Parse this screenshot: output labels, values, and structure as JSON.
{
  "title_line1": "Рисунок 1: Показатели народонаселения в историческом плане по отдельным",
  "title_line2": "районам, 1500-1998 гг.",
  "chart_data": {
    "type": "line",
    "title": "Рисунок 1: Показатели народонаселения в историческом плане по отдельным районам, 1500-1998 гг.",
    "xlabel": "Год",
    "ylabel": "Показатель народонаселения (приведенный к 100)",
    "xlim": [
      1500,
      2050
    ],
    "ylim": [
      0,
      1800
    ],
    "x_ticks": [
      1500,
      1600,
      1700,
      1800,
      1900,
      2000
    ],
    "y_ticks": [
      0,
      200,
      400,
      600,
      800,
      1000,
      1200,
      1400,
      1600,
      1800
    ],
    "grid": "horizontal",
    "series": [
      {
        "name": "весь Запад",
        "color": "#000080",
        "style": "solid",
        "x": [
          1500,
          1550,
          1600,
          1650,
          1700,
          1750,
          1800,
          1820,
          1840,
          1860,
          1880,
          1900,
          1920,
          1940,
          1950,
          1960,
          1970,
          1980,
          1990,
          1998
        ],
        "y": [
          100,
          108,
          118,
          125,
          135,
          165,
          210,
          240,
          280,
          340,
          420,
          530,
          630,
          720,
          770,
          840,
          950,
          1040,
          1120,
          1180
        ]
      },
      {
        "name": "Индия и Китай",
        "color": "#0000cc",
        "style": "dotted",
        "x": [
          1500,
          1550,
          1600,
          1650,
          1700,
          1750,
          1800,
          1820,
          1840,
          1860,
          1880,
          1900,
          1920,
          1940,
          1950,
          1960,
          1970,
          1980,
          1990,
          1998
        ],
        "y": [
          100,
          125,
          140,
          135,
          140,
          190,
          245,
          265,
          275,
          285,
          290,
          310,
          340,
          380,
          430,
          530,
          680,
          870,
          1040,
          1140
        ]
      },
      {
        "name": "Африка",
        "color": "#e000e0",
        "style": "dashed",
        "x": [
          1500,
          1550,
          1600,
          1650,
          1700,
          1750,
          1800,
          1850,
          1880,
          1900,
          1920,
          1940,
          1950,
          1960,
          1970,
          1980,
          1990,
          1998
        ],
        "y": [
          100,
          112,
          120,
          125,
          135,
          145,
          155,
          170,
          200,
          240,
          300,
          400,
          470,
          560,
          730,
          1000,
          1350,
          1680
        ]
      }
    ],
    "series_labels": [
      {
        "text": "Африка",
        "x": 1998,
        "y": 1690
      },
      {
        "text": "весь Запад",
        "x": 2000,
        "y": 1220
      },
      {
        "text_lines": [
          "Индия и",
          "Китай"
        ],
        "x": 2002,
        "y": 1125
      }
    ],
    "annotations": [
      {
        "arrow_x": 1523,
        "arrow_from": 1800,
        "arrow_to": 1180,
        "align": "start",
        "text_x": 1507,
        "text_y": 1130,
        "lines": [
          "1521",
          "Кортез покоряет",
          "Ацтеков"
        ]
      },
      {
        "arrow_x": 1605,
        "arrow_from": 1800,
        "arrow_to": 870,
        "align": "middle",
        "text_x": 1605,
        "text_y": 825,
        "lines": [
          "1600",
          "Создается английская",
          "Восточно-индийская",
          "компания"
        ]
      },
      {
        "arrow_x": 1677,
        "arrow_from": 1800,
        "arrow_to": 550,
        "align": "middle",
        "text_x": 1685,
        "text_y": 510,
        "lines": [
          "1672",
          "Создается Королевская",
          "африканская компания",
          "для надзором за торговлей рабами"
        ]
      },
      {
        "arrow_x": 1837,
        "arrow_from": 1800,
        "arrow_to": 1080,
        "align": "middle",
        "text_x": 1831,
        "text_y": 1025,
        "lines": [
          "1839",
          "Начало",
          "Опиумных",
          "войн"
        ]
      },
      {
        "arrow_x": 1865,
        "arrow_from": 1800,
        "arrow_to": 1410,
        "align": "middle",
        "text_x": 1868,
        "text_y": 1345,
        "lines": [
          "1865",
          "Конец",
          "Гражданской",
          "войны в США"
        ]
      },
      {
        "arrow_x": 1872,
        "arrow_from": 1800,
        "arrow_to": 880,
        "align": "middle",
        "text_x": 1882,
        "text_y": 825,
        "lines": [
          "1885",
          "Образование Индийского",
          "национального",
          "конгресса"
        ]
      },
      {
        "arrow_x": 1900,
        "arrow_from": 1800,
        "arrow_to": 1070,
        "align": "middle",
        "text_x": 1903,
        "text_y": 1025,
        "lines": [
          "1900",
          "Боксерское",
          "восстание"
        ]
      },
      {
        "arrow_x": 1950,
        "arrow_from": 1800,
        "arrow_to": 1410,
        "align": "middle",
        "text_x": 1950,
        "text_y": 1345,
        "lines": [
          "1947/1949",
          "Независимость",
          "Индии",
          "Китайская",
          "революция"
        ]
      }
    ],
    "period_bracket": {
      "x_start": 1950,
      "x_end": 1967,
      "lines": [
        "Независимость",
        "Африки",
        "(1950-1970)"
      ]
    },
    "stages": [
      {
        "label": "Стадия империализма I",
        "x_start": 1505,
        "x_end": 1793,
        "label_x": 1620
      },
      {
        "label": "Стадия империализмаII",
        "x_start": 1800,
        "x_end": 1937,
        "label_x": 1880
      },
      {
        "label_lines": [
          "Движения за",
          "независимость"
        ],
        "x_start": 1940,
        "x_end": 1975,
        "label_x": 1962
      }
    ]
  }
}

> _Given instruction_:
Write out all of the records above exactly as they appear.

> _Solution to the problem_:
Parse this screenshot: output labels, values, and structure as JSON.
{
  "title_line1": "Рисунок 1: Показатели народонаселения в историческом плане по отдельным",
  "title_line2": "районам, 1500-1998 гг.",
  "chart_data": {
    "type": "line",
    "title": "Рисунок 1: Показатели народонаселения в историческом плане по отдельным районам, 1500-1998 гг.",
    "xlabel": "Год",
    "ylabel": "Показатель народонаселения (приведенный к 100)",
    "xlim": [
      1500,
      2050
    ],
    "ylim": [
      0,
      1800
    ],
    "x_ticks": [
      1500,
      1600,
      1700,
      1800,
      1900,
      2000
    ],
    "y_ticks": [
      0,
      200,
      400,
      600,
      800,
      1000,
      1200,
      1400,
      1600,
      1800
    ],
    "grid": "horizontal",
    "series": [
      {
        "name": "весь Запад",
        "color": "#000080",
        "style": "solid",
        "x": [
          1500,
          1550,
          1600,
          1650,
          1700,
          1750,
          1800,
          1820,
          1840,
          1860,
          1880,
          1900,
          1920,
          1940,
          1950,
          1960,
          1970,
          1980,
          1990,
          1998
        ],
        "y": [
          100,
          108,
          118,
          125,
          135,
          165,
          210,
          240,
          280,
          340,
          420,
          530,
          630,
          720,
          770,
          840,
          950,
          1040,
          1120,
          1180
        ]
      },
      {
        "name": "Индия и Китай",
        "color": "#0000cc",
        "style": "dotted",
        "x": [
          1500,
          1550,
          1600,
          1650,
          1700,
          1750,
          1800,
          1820,
          1840,
          1860,
          1880,
          1900,
          1920,
          1940,
          1950,
          1960,
          1970,
          1980,
          1990,
          1998
        ],
        "y": [
          100,
          125,
          140,
          135,
          140,
          190,
          245,
          265,
          275,
          285,
          290,
          310,
          340,
          380,
          430,
          530,
          680,
          870,
          1040,
          1140
        ]
      },
      {
        "name": "Африка",
        "color": "#e000e0",
        "style": "dashed",
        "x": [
          1500,
          1550,
          1600,
          1650,
          1700,
          1750,
          1800,
          1850,
          1880,
          1900,
          1920,
          1940,
          1950,
          1960,
          1970,
          1980,
          1990,
          1998
        ],
        "y": [
          100,
          112,
          120,
          125,
          135,
          145,
          155,
          170,
          200,
          240,
          300,
          400,
          470,
          560,
          730,
          1000,
          1350,
          1680
        ]
      }
    ],
    "series_labels": [
      {
        "text": "Африка",
        "x": 1998,
        "y": 1690
      },
      {
        "text": "весь Запад",
        "x": 2000,
        "y": 1220
      },
      {
        "text_lines": [
          "Индия и",
          "Китай"
        ],
        "x": 2002,
        "y": 1125
      }
    ],
    "annotations": [
      {
        "arrow_x": 1523,
        "arrow_from": 1800,
        "arrow_to": 1180,
        "align": "start",
        "text_x": 1507,
        "text_y": 1130,
        "lines": [
          "1521",
          "Кортез покоряет",
          "Ацтеков"
        ]
      },
      {
        "arrow_x": 1605,
        "arrow_from": 1800,
        "arrow_to": 870,
        "align": "middle",
        "text_x": 1605,
        "text_y": 825,
        "lines": [
          "1600",
          "Создается английская",
          "Восточно-индийская",
          "компания"
        ]
      },
      {
        "arrow_x": 1677,
        "arrow_from": 1800,
        "arrow_to": 550,
        "align": "middle",
        "text_x": 1685,
        "text_y": 510,
        "lines": [
          "1672",
          "Создается Королевская",
          "африканская компания",
          "для надзором за торговлей рабами"
        ]
      },
      {
        "arrow_x": 1837,
        "arrow_from": 1800,
        "arrow_to": 1080,
        "align": "middle",
        "text_x": 1831,
        "text_y": 1025,
        "lines": [
          "1839",
          "Начало",
          "Опиумных",
          "войн"
        ]
      },
      {
        "arrow_x": 1865,
        "arrow_from": 1800,
        "arrow_to": 1410,
        "align": "middle",
        "text_x": 1868,
        "text_y": 1345,
        "lines": [
          "1865",
          "Конец",
          "Гражданской",
          "войны в США"
        ]
      },
      {
        "arrow_x": 1872,
        "arrow_from": 1800,
        "arrow_to": 880,
        "align": "middle",
        "text_x": 1882,
        "text_y": 825,
        "lines": [
          "1885",
          "Образование Индийского",
          "национального",
          "конгресса"
        ]
      },
      {
        "arrow_x": 1900,
        "arrow_from": 1800,
        "arrow_to": 1070,
        "align": "middle",
        "text_x": 1903,
        "text_y": 1025,
        "lines": [
          "1900",
          "Боксерское",
          "восстание"
        ]
      },
      {
        "arrow_x": 1950,
        "arrow_from": 1800,
        "arrow_to": 1410,
        "align": "middle",
        "text_x": 1950,
        "text_y": 1345,
        "lines": [
          "1947/1949",
          "Независимость",
          "Индии",
          "Китайская",
          "революция"
        ]
      }
    ],
    "period_bracket": {
      "x_start": 1950,
      "x_end": 1967,
      "lines": [
        "Независимость",
        "Африки",
        "(1950-1970)"
      ]
    },
    "stages": [
      {
        "label": "Стадия империализма I",
        "x_start": 1505,
        "x_end": 1793,
        "label_x": 1620
      },
      {
        "label": "Стадия империализмаII",
        "x_start": 1800,
        "x_end": 1937,
        "label_x": 1880
      },
      {
        "label_lines": [
          "Движения за",
          "независимость"
        ],
        "x_start": 1940,
        "x_end": 1975,
        "label_x": 1962
      }
    ]
  }
}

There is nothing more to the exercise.